§ Page excerpt:
+237 677 439 328 info@hrfbuea.org UB Junction, Buea, Cameroon

Project Background

A congenital heart defect is a problem with the structure of the heart that a child is born with. A congenital heart defect (CHD) results when the heart, or blood vessels near the heart, don’t develop normally before birth. Such defects result when a mishap occurs during heart development soon after conception — often before the mother is aware that she is pregnant. The word “congenital” means existing at birth Some congenital heart defects in children are simple and don't need treatment. Other congenital heart defects in children are more complex and may require several surgeries performed over a period of several years. Learning about your child's congenital heart defect can help you understand the condition and know what you can expect in the coming months and years. Congenital heart defects can change the way the heart pumps blood. They may make blood flow too slowly, go the wrong way, or block it completely.

How congenital heart defects develops

During the first six weeks of pregnancy, the baby's heart begins to form and starts beating. The major blood vessels that run to and from the heart also begin to develop during this critical time.
It's at this point in a baby's development that congenital heart defects may begin to develop. Researchers aren't sure exactly what causes most of these defects, but they think genetics, certain medical conditions, some medications, and environmental or lifestyle factors, such as smoking, may play a role.

Types of CHDs

There are many different types of congenital heart defects. They fall into the general categories described below.

  • Septal defects ("hole in the heart") - openings in the wall between the left and right sides of the heart
  • Heart valve defects - problems with the valves that control the flow of blood through the heart
  • Defects in the large blood vessels that carry blood in and out of the heart

Project Objective

General Objective

Artificial Intelligence assisted echocardiography to facilitate optimal image extraction for congenital heart defects diagnosis in Sub- Saharan Africa Specific Aims This project seeks to design an Al model to automatically extract optimal images/video clips from postnatal echocardiogram of neonates (0-28 days) for onward transmission to experts. The new technology will allow low skilled sonographers serving local birthing centres in sub-Saharan Africa (SSA) to conduct an echocardiogram and extract and transmit accurate images to a remote expert for interpretation and diagnosis of congenital heart defect (CHD).

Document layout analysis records

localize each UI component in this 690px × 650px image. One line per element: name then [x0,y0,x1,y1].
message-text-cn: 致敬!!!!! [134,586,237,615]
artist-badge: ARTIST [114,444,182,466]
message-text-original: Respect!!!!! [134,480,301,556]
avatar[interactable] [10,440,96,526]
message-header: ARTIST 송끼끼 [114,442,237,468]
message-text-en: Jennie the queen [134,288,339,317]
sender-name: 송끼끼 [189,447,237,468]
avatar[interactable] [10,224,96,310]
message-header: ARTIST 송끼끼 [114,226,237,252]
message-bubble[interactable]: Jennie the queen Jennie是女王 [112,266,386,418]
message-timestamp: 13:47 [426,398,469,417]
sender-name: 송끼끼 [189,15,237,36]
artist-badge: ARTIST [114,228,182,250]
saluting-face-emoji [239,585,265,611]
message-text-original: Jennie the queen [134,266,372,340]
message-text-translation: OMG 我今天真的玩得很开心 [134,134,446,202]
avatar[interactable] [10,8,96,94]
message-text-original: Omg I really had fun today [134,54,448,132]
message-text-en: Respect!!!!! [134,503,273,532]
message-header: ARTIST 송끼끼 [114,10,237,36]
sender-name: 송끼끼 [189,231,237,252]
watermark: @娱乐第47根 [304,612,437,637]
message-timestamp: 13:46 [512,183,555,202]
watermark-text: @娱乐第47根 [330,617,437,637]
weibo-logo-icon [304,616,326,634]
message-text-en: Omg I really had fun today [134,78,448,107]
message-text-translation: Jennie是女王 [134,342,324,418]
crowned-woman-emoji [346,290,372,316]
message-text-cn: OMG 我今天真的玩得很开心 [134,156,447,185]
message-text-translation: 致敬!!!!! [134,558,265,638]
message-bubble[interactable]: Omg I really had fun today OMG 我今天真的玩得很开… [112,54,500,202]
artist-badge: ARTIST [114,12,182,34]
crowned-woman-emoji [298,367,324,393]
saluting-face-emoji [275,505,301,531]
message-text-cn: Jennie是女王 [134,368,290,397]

§ Directions:
1: According to the congenital heart defect project page, when does a baby's heart begin to form and start beating?
2: Pick up the congenital heart defect project page after its last sentence and continue it.
These records are separate material and are not part of the congenital heart defect project page.

§ Outputs in order:
1: During the first six weeks of pregnancy.

2:
The technology will: reduce the workload for the limited available experts in SSA who are having to deal with more cases needing a diagnosis confirmation as uptake of postnatal screening of CHD by pulse oximetry increases, reduce costs and the need for patients to travel thousands of kilometers for diagnosis confirmation at expert facilities located mainly in urban cities, and increase the rate of CHD detection and early diagnosis, allowing for earlier treatment. In the future this technology could evolve to facilitate prenatal echocardiography, diagnosis or classification of risk score for a particular CHD subtype, and predicting treatment options and survival. The ultimate goal is to deploy the technology across SSA and other low resource settings to reduce workload on the few available experts and improve the detection rate, accuracy of CHD diagnosis and ultimately care of affected infants.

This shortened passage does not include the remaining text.